## Given data
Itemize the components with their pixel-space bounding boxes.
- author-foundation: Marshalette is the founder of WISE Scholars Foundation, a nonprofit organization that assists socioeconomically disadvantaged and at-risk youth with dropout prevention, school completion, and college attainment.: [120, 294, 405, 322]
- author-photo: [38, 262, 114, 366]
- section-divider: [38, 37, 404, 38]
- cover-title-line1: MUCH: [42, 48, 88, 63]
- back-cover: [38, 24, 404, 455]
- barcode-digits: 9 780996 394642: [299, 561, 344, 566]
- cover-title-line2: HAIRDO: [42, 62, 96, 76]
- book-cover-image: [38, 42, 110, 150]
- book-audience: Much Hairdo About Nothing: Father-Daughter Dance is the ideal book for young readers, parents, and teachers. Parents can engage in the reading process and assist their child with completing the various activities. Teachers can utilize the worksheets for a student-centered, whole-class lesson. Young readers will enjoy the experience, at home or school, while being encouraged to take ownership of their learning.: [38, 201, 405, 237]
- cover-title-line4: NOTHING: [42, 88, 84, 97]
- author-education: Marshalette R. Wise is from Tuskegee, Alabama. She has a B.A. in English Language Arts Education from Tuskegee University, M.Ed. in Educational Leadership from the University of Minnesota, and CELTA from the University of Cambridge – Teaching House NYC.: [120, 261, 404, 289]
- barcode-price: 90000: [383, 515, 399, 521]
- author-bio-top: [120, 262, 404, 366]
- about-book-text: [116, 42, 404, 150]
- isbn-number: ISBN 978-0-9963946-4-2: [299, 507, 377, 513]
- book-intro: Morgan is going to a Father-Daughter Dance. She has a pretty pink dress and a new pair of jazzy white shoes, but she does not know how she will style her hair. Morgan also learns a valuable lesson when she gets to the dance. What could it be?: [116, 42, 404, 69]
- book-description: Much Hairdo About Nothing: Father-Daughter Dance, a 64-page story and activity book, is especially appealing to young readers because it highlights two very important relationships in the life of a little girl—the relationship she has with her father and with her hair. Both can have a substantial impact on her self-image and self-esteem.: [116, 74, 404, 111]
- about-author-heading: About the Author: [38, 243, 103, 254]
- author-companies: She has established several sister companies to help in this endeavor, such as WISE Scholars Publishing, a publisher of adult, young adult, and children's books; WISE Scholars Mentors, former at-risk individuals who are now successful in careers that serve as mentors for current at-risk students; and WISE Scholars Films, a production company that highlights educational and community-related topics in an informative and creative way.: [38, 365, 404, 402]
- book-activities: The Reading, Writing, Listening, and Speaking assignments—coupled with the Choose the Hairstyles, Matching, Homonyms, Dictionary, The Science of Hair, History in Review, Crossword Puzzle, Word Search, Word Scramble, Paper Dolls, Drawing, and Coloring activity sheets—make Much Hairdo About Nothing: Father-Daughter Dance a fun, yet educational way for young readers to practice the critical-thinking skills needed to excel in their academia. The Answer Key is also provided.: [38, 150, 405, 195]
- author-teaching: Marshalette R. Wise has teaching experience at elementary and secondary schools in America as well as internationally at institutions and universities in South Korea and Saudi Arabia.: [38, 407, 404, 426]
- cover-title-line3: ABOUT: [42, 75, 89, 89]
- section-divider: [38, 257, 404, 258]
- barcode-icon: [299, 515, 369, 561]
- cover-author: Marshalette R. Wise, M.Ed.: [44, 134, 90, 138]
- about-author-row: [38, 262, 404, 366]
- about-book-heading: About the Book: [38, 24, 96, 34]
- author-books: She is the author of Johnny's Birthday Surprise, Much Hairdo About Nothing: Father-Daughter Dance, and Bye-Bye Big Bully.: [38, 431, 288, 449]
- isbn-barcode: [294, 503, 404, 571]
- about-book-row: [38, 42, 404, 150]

==

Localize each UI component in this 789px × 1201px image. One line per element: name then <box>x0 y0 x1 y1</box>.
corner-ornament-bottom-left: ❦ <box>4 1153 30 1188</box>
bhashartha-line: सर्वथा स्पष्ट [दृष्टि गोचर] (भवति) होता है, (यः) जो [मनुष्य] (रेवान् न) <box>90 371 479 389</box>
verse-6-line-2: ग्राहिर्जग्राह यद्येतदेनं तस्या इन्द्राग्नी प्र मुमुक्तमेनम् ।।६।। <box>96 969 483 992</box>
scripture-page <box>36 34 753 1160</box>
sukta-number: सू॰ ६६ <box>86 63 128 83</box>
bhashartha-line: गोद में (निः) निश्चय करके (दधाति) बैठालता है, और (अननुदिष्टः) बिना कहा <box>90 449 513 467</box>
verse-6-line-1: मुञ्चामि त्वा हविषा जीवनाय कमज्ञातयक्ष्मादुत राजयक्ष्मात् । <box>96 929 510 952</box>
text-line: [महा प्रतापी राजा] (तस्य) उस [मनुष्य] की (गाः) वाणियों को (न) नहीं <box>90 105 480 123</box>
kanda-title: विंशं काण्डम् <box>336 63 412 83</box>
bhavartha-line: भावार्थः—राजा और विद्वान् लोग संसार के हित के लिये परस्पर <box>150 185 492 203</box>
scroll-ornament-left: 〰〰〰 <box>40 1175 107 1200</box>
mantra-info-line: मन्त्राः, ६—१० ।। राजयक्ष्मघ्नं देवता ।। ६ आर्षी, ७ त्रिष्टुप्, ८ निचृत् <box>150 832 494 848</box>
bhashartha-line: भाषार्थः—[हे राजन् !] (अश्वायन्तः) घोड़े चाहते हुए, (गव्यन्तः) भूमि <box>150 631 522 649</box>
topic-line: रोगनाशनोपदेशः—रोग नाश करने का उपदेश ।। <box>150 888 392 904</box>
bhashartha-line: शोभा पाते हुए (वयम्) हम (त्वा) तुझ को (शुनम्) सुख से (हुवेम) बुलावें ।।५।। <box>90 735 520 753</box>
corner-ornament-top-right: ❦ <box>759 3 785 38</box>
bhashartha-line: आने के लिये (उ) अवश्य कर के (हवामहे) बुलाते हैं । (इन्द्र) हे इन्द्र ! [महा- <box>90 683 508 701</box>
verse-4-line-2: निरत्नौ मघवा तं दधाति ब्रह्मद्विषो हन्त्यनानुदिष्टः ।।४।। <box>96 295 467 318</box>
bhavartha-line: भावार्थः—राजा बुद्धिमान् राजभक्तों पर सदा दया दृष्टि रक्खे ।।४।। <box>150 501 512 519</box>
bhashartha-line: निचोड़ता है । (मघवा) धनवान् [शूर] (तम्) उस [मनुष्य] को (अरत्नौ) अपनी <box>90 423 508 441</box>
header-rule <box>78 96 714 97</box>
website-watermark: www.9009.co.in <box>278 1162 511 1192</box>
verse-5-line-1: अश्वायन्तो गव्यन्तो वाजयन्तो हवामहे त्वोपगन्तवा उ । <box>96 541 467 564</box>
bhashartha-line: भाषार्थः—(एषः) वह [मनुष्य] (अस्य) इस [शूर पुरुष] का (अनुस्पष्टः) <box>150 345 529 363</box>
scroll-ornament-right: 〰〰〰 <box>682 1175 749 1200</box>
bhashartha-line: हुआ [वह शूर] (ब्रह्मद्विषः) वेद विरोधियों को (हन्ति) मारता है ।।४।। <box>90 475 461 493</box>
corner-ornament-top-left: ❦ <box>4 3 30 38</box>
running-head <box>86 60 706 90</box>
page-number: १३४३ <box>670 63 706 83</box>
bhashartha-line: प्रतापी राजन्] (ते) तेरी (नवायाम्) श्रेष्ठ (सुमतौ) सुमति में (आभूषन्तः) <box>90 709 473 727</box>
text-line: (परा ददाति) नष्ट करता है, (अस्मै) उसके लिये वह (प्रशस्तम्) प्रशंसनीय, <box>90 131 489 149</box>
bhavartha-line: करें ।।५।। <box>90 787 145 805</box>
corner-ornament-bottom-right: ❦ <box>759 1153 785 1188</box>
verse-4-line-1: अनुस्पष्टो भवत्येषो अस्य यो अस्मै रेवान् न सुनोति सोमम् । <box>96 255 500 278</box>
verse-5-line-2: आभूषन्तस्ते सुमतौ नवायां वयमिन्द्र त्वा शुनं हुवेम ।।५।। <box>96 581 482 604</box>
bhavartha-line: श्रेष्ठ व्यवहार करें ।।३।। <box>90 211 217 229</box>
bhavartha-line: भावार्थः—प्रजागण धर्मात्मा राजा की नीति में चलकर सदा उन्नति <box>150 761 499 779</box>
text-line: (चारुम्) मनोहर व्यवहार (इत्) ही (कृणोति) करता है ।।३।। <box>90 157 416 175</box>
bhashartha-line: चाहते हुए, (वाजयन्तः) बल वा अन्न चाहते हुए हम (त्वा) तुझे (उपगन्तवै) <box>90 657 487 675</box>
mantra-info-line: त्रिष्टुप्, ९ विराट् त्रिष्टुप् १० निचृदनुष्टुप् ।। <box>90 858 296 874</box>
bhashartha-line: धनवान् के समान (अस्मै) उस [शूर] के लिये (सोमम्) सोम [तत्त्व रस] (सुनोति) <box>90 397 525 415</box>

## Objective
Copy the lines starting at the one containing "Localize each UI" and ending at the one containing "verse-6-line-1: मुञ्चामि त्वा", both included, with no changes.

## Final result
Localize each UI component in this 789px × 1201px image. One line per element: name then <box>x0 y0 x1 y1</box>.
corner-ornament-bottom-left: ❦ <box>4 1153 30 1188</box>
bhashartha-line: सर्वथा स्पष्ट [दृष्टि गोचर] (भवति) होता है, (यः) जो [मनुष्य] (रेवान् न) <box>90 371 479 389</box>
verse-6-line-2: ग्राहिर्जग्राह यद्येतदेनं तस्या इन्द्राग्नी प्र मुमुक्तमेनम् ।।६।। <box>96 969 483 992</box>
scripture-page <box>36 34 753 1160</box>
sukta-number: सू॰ ६६ <box>86 63 128 83</box>
bhashartha-line: गोद में (निः) निश्चय करके (दधाति) बैठालता है, और (अननुदिष्टः) बिना कहा <box>90 449 513 467</box>
verse-6-line-1: मुञ्चामि त्वा हविषा जीवनाय कमज्ञातयक्ष्मादुत राजयक्ष्मात् । <box>96 929 510 952</box>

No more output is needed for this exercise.